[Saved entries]
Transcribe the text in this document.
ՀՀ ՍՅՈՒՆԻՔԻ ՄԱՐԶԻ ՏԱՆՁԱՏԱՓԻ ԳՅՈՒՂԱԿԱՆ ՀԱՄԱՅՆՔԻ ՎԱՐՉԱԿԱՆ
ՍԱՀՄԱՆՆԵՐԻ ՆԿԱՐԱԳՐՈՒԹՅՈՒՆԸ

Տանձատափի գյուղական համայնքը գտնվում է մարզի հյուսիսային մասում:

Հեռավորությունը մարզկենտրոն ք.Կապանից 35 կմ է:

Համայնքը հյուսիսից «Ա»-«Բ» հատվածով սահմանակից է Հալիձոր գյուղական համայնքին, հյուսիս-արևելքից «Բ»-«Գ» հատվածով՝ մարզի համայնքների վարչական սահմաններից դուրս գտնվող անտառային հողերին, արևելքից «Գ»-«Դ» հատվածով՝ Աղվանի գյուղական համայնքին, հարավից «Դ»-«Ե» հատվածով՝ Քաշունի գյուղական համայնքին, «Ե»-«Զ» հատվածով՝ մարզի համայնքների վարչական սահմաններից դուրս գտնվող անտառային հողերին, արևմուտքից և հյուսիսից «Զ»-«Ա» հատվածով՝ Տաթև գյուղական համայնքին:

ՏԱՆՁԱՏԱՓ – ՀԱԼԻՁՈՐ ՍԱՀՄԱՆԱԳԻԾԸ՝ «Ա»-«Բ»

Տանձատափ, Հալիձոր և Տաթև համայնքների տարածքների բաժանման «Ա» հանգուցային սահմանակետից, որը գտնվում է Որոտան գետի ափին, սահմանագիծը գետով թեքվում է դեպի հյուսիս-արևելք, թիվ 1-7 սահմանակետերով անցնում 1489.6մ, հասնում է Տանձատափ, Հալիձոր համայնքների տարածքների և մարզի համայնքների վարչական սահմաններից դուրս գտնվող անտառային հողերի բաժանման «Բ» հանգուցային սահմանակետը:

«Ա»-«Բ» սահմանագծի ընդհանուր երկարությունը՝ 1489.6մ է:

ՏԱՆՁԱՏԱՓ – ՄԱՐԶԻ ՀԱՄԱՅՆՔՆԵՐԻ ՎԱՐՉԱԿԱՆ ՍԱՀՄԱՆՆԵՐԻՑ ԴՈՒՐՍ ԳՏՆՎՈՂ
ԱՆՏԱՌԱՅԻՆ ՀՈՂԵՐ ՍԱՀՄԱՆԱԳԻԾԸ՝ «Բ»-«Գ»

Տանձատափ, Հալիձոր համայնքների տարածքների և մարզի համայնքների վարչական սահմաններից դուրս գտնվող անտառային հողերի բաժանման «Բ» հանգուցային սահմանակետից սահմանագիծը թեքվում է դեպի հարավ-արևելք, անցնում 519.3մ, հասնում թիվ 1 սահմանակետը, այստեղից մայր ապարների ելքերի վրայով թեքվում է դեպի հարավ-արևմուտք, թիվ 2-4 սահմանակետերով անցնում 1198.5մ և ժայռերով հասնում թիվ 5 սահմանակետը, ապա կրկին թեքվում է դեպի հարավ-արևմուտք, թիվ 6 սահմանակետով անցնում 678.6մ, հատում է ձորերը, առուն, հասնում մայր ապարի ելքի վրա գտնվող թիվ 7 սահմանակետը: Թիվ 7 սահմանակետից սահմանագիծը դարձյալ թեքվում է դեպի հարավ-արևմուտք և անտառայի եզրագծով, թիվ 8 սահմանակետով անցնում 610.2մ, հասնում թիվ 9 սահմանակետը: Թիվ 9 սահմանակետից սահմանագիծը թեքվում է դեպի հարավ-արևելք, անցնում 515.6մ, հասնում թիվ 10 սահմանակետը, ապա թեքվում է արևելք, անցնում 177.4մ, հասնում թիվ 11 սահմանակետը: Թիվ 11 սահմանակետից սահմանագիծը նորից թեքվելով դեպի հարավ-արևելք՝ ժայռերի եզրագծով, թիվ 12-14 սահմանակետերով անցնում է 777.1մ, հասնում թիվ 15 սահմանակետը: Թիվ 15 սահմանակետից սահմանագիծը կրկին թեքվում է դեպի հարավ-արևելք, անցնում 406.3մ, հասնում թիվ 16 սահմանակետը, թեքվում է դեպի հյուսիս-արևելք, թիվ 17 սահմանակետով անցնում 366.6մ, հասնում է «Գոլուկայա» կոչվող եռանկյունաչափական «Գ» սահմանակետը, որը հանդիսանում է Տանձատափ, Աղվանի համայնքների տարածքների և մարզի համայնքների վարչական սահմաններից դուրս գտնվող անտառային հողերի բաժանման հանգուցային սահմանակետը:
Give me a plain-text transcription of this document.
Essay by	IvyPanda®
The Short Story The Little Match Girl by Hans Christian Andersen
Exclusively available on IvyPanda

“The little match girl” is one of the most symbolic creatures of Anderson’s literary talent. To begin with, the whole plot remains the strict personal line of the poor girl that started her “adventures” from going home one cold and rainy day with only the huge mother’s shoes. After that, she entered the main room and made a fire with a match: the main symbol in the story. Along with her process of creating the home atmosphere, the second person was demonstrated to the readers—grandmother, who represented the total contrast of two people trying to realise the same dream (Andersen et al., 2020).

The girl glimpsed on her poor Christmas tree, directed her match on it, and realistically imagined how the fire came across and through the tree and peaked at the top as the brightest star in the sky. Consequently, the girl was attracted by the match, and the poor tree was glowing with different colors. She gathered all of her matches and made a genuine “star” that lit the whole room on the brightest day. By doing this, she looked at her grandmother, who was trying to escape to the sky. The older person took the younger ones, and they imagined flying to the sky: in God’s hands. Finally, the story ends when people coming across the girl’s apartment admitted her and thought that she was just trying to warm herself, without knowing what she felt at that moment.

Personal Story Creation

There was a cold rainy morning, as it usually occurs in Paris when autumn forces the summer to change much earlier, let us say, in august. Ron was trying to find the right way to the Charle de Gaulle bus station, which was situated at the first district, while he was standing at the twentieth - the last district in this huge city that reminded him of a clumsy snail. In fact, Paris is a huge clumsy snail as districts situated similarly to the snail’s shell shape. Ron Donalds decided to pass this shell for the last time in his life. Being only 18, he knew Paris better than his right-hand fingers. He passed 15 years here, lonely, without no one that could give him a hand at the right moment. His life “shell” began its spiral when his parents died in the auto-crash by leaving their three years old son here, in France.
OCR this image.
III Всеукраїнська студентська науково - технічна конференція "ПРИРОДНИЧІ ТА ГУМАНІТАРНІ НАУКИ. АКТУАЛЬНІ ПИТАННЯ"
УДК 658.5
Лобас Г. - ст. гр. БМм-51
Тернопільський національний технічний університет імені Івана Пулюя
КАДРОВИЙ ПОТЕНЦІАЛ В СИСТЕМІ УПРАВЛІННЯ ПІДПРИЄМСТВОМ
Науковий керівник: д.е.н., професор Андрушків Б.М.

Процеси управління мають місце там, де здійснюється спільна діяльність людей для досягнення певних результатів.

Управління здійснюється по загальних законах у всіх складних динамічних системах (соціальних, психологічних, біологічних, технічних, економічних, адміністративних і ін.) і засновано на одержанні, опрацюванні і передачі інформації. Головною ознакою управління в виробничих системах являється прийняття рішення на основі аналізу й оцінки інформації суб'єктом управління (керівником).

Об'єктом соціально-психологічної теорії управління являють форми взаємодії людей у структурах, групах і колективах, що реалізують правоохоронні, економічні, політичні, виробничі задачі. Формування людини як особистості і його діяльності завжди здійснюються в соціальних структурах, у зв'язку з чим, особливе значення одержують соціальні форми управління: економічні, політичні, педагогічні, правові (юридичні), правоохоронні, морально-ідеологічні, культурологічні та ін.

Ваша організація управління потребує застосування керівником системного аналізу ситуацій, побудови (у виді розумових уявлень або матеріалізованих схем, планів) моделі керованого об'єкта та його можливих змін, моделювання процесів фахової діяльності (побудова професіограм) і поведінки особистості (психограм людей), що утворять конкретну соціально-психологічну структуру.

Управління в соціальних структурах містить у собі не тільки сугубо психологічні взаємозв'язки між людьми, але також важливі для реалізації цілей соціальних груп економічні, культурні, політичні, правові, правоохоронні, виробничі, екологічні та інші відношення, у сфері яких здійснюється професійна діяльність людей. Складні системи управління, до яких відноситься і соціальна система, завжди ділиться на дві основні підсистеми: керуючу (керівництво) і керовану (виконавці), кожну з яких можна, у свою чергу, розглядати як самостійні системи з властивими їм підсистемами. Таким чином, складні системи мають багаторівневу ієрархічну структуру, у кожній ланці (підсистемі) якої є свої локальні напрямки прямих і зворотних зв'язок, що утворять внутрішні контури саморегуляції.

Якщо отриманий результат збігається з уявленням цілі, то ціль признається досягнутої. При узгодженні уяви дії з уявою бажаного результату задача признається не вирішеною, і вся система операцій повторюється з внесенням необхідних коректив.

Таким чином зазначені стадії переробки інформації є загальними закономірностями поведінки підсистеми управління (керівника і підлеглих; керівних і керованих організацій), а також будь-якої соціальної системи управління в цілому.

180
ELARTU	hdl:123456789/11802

● **Challenge**:
Locate the string "IvyPanda" in the listing above and copy every line where it occurs.

● **Written answer**:
Essay by	IvyPanda®
Exclusively available on IvyPanda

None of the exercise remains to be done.